For the second experiment we test our framework on an environment consisting of an agent on a soccer field colliding with a ball (see Figure 4 , top-left). The scene is generated and rendered via the Unity engine. The physics of the ball is simulated realistically: in case of contact, rolling takes gravity and friction into account. Observations are third-person views of the scene from a fixed camera. Note that even though the scene is generated via three-dimensional rendering, the (inaccessible) state space is still two-dimensional since the agent navigates on the field. Our dataset consists of 10000 generated triples (o, a, o ′ = a • o). Figure 4 (top-right) displays the comparison of the performances between our model and the baselines in terms of the evaluation metric (Equation 10). On the bottom-left, we report visualizations of the learned representations. The Transporter network correctly extracts the keypoints on the pixel plane. As discussed in Section 2, such a plane differs from S int by an unknown projective (and thus non-isometric) transformation. This means that despite the successful keypoint extraction, the geometry of the state space is not preserved, which is reflected by the high error on the plot. This is a general limitation of vision-based approaches: they are unable to recover the intrinsic geometry due to perspective in case of a three-dimensional scene. Differently from that, our framework correctly represents the scene and achieves low error independently from observations.

5.4. CONTROL TASK

In our last experiment we showcase the benefits of our representations in solving downstream control tasks. The motivation is that a geometric and low-dimensional representation improves efficiency and generalization compared to solving the task directly from observations. To this end we design a control task for the Soccer environment consisting in kicking the ball into the goal. The reward is given by the negative distance between the (barycenter of the) the ball and the (barycenter of the) goal. In each episode the agent and the ball is initially placed in a random location while the ball is placed in the center. The maximum episode length is 20 steps. We then train a number models via the popular reinforcement learning method Proximal Policy Optimization (PPO; Schulman et al. (2017) ). One model (End-to-End) receives raw observations as inputs. The others operate on pretrained representations Z given by the Transporter network, the VAE and our method respectively. All the models implement a comparable architecture for a fair comparison. Figure 4 (bottom-right) displays the reward gained on test episodic runs as the training by reinforcement learning progresses. As can be seen, our geometric representation enables to solve the task more efficiently than both the competing representations (Transporter and VAE) and the end-to-end model. Note that the Transporter not only does not preserve the geometry of the state space, but has the additional disadvantage that the keypoint corresponding to the agent and the object can get swapped in the output of φ. This causes indeterminacy in the representation and has a negative impact on solving the task. Due to this, the Transporter performs similarly to the end-to-end model and is outperformed by the generic and non-geometric representation given by the VAE. In conclusion, the results show that a downstream learner can significantly benefit from geometric representations of observations in order to solve downstream control tasks.

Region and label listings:
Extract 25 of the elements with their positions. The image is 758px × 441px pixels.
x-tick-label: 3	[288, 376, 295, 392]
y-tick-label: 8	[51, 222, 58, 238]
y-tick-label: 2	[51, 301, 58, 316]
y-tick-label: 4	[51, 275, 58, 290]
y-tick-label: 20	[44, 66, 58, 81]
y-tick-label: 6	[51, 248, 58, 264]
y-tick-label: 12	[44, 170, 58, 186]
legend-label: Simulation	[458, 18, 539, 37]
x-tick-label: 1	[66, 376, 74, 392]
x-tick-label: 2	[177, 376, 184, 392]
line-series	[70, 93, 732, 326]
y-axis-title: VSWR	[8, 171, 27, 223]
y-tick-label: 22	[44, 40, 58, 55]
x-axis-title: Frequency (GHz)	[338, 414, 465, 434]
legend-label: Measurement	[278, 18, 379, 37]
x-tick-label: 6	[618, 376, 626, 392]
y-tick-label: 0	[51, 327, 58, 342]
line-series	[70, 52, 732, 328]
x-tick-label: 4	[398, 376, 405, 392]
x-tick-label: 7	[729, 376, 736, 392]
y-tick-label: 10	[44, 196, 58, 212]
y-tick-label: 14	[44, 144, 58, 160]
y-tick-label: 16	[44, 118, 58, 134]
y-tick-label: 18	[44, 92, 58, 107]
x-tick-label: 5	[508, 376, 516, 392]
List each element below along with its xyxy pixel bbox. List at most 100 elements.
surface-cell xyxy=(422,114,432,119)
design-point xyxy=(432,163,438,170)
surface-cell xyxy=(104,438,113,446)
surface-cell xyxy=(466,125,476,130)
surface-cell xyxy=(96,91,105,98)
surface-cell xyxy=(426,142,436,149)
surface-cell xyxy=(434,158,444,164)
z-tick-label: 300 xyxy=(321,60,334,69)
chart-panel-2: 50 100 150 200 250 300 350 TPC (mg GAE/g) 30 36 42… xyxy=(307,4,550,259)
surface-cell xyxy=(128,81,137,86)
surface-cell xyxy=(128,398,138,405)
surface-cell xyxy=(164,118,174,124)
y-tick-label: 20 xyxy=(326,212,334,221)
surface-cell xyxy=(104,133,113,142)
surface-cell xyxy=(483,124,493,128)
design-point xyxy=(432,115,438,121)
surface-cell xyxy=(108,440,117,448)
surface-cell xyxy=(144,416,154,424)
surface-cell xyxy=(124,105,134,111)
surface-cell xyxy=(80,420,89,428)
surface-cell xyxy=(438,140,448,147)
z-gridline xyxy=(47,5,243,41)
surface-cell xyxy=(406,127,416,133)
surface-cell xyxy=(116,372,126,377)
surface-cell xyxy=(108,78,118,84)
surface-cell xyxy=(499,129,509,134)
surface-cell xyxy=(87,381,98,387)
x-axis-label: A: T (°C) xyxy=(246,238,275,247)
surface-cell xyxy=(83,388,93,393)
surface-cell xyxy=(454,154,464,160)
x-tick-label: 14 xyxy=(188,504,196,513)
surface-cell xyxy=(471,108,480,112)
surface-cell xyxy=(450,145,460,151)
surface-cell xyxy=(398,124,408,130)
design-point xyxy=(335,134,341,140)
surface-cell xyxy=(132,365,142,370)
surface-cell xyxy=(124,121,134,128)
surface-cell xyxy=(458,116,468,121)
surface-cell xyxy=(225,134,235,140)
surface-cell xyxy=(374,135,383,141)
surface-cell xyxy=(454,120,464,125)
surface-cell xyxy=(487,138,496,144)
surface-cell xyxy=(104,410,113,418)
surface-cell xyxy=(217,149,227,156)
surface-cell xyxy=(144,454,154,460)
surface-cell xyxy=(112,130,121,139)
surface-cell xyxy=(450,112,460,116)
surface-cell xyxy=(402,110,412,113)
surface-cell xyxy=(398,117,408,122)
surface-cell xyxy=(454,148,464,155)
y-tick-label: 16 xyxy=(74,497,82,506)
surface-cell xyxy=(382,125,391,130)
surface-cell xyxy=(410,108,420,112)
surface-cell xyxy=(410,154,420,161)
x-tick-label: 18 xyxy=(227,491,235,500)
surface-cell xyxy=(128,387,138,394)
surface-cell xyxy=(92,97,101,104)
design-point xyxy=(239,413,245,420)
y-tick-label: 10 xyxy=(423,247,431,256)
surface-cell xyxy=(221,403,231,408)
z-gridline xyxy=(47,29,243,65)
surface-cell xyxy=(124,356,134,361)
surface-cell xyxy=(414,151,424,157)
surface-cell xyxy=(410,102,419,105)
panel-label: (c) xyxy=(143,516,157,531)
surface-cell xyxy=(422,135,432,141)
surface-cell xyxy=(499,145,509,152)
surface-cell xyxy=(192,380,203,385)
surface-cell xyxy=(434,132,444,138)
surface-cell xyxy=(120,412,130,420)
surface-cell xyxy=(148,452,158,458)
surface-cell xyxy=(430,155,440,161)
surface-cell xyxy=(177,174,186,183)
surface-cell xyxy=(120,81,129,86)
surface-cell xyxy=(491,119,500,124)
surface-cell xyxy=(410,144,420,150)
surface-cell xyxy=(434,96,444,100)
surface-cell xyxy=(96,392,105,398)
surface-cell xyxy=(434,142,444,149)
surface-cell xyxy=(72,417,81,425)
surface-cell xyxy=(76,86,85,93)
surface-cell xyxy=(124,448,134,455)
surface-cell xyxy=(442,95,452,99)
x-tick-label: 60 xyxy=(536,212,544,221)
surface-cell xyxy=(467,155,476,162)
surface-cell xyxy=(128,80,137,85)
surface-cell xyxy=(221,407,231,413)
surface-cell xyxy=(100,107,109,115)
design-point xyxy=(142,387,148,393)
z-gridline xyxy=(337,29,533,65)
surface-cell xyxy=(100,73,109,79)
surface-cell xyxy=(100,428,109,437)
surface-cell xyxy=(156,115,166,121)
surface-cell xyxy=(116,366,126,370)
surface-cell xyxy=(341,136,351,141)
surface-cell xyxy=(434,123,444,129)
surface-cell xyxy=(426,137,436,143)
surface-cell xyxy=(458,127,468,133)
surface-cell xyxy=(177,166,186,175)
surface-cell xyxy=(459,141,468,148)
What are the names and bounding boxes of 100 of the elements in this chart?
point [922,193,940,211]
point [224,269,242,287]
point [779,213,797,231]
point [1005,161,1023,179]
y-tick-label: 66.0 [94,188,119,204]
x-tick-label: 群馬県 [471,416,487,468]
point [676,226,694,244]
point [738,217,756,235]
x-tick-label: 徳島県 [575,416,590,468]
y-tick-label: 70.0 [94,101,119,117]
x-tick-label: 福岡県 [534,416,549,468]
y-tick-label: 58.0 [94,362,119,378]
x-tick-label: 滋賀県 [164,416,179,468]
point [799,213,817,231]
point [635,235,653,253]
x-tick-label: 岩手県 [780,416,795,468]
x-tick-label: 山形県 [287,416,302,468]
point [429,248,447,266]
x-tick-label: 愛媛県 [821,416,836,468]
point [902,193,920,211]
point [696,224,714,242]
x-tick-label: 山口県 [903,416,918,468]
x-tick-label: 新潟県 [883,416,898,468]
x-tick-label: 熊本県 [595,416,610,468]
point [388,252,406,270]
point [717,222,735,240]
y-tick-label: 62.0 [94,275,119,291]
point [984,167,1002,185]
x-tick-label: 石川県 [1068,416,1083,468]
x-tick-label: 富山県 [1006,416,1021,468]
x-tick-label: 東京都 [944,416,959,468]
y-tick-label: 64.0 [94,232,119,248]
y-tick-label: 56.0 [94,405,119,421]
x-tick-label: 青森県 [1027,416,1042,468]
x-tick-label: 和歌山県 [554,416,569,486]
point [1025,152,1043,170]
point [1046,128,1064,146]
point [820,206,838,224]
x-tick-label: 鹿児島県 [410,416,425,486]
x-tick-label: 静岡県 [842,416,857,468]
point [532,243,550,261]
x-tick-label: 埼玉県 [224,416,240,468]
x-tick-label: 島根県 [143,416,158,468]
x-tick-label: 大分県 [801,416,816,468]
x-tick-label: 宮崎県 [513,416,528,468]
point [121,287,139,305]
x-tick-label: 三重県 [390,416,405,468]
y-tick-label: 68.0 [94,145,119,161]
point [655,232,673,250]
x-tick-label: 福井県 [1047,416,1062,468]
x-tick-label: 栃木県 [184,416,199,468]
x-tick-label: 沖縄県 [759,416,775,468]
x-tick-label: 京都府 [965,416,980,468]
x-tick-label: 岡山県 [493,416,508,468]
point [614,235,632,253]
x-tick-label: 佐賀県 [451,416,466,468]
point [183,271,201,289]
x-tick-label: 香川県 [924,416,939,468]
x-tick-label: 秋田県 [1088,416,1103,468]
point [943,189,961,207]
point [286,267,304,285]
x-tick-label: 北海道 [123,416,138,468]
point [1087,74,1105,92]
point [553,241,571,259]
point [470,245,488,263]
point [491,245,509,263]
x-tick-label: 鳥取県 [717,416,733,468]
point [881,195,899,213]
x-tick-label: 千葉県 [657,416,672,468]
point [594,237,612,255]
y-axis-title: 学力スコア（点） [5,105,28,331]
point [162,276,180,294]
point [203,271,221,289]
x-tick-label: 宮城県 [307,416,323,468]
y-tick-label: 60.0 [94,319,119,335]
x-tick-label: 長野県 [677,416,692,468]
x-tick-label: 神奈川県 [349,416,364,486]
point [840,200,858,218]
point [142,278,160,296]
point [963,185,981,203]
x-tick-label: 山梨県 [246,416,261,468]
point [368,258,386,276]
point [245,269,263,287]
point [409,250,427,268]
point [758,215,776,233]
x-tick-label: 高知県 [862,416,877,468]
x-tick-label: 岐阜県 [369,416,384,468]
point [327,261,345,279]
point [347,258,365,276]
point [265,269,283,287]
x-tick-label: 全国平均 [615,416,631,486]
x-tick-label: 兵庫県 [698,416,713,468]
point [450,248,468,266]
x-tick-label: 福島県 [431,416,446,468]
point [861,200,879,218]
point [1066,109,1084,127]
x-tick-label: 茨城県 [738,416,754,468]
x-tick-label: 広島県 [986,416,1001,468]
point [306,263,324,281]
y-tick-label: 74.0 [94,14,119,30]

OBJECTIVE →
According to the passage on the soccer experiments, what is the maximum episode length in the control task?

SOLUTION TO THE EXERCISE →
The maximum episode length is 20 steps.